Recopiez telles quelles les lignes ci-dessous, en commençant par la première et en terminant par celle qui contient "Text: M2: M2 <box>114 347 131 356</box>", toutes deux comprises.

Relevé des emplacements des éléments

+--

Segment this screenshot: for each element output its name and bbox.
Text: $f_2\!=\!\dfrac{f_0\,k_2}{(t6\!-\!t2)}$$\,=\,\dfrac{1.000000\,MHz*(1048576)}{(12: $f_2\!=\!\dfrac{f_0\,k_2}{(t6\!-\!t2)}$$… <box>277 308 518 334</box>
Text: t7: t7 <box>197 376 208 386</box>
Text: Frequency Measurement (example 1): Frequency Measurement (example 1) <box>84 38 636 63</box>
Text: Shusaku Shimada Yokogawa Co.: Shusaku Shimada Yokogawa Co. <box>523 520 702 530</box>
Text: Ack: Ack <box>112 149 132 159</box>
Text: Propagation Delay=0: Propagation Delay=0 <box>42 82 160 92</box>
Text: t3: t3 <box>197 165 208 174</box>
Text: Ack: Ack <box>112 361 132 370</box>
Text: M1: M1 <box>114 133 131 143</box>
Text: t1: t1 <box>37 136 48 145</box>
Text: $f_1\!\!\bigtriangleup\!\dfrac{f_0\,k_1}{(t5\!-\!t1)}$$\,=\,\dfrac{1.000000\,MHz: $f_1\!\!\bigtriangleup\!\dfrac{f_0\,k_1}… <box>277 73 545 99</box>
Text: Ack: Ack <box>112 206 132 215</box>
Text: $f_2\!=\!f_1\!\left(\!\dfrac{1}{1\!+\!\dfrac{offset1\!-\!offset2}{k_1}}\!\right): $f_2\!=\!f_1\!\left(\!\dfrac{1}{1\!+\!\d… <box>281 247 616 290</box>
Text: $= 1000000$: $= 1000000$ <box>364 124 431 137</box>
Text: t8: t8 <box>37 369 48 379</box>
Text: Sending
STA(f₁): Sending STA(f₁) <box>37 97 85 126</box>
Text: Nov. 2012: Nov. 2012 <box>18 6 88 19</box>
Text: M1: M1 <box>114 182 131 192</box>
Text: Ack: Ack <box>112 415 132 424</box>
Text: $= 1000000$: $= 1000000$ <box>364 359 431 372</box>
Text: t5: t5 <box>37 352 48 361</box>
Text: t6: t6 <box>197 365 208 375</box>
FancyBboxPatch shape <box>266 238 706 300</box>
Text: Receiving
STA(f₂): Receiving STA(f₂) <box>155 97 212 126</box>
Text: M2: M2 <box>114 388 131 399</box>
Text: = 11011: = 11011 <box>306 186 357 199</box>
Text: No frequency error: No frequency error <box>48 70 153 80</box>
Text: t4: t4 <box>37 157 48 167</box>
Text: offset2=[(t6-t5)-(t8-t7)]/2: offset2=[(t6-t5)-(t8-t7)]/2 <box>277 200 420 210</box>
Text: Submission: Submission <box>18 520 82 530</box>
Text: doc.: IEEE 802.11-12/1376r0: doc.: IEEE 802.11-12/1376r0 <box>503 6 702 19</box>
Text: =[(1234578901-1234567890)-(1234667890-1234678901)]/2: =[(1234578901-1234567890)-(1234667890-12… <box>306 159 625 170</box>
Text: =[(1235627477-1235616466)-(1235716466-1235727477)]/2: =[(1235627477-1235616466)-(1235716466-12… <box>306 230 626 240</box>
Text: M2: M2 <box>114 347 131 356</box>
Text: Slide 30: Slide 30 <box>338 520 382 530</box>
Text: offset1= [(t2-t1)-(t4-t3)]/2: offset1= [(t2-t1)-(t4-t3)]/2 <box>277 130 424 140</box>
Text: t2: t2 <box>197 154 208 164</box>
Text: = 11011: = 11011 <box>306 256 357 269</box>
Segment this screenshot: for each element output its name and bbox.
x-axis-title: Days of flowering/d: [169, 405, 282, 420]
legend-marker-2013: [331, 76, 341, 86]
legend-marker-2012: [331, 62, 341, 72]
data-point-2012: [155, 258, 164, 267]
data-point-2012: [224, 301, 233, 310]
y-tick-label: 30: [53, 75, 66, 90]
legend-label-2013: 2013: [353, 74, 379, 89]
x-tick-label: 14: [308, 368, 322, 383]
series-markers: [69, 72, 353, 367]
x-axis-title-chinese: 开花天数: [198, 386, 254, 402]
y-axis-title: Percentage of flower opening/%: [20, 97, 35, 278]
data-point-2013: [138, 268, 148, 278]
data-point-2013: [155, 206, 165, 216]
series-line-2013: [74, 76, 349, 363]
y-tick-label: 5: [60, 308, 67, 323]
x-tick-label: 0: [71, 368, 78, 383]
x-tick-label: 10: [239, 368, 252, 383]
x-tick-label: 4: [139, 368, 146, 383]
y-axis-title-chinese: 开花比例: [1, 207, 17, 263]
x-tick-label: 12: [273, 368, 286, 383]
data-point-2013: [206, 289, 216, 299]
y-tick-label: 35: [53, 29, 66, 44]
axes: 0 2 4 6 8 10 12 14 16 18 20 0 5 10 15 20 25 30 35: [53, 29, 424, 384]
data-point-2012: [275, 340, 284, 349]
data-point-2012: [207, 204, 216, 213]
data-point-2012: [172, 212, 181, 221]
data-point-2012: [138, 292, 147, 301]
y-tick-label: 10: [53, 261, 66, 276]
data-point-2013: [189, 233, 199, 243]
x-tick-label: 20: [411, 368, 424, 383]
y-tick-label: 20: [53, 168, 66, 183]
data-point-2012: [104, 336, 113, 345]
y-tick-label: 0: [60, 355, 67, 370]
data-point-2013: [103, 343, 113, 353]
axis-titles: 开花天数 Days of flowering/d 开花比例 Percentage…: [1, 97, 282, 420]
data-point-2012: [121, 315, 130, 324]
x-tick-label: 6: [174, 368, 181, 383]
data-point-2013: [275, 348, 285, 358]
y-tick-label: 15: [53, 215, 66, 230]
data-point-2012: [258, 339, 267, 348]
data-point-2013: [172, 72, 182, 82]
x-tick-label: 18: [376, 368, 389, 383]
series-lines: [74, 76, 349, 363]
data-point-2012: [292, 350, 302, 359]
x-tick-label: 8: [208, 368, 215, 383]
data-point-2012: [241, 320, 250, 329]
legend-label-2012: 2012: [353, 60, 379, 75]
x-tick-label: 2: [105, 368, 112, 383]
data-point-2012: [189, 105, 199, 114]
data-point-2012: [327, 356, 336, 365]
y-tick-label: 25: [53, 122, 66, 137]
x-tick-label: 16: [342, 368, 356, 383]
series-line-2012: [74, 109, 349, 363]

+--

» **Réponse à l'exercice**
Segment this screenshot: for each element output its name and bbox.
Text: $f_2\!=\!\dfrac{f_0\,k_2}{(t6\!-\!t2)}$$\,=\,\dfrac{1.000000\,MHz*(1048576)}{(12: $f_2\!=\!\dfrac{f_0\,k_2}{(t6\!-\!t2)}$$… <box>277 308 518 334</box>
Text: t7: t7 <box>197 376 208 386</box>
Text: Frequency Measurement (example 1): Frequency Measurement (example 1) <box>84 38 636 63</box>
Text: Shusaku Shimada Yokogawa Co.: Shusaku Shimada Yokogawa Co. <box>523 520 702 530</box>
Text: Ack: Ack <box>112 149 132 159</box>
Text: Propagation Delay=0: Propagation Delay=0 <box>42 82 160 92</box>
Text: t3: t3 <box>197 165 208 174</box>
Text: Ack: Ack <box>112 361 132 370</box>
Text: M1: M1 <box>114 133 131 143</box>
Text: t1: t1 <box>37 136 48 145</box>
Text: $f_1\!\!\bigtriangleup\!\dfrac{f_0\,k_1}{(t5\!-\!t1)}$$\,=\,\dfrac{1.000000\,MHz: $f_1\!\!\bigtriangleup\!\dfrac{f_0\,k_1}… <box>277 73 545 99</box>
Text: Ack: Ack <box>112 206 132 215</box>
Text: $f_2\!=\!f_1\!\left(\!\dfrac{1}{1\!+\!\dfrac{offset1\!-\!offset2}{k_1}}\!\right): $f_2\!=\!f_1\!\left(\!\dfrac{1}{1\!+\!\d… <box>281 247 616 290</box>
Text: $= 1000000$: $= 1000000$ <box>364 124 431 137</box>
Text: t8: t8 <box>37 369 48 379</box>
Text: Sending
STA(f₁): Sending STA(f₁) <box>37 97 85 126</box>
Text: Nov. 2012: Nov. 2012 <box>18 6 88 19</box>
Text: M1: M1 <box>114 182 131 192</box>
Text: Ack: Ack <box>112 415 132 424</box>
Text: $= 1000000$: $= 1000000$ <box>364 359 431 372</box>
Text: t5: t5 <box>37 352 48 361</box>
Text: t6: t6 <box>197 365 208 375</box>
FancyBboxPatch shape <box>266 238 706 300</box>
Text: Receiving
STA(f₂): Receiving STA(f₂) <box>155 97 212 126</box>
Text: M2: M2 <box>114 388 131 399</box>
Text: = 11011: = 11011 <box>306 186 357 199</box>
Text: No frequency error: No frequency error <box>48 70 153 80</box>
Text: t4: t4 <box>37 157 48 167</box>
Text: offset2=[(t6-t5)-(t8-t7)]/2: offset2=[(t6-t5)-(t8-t7)]/2 <box>277 200 420 210</box>
Text: Submission: Submission <box>18 520 82 530</box>
Text: doc.: IEEE 802.11-12/1376r0: doc.: IEEE 802.11-12/1376r0 <box>503 6 702 19</box>
Text: =[(1234578901-1234567890)-(1234667890-1234678901)]/2: =[(1234578901-1234567890)-(1234667890-12… <box>306 159 625 170</box>
Text: =[(1235627477-1235616466)-(1235716466-1235727477)]/2: =[(1235627477-1235616466)-(1235716466-12… <box>306 230 626 240</box>
Text: M2: M2 <box>114 347 131 356</box>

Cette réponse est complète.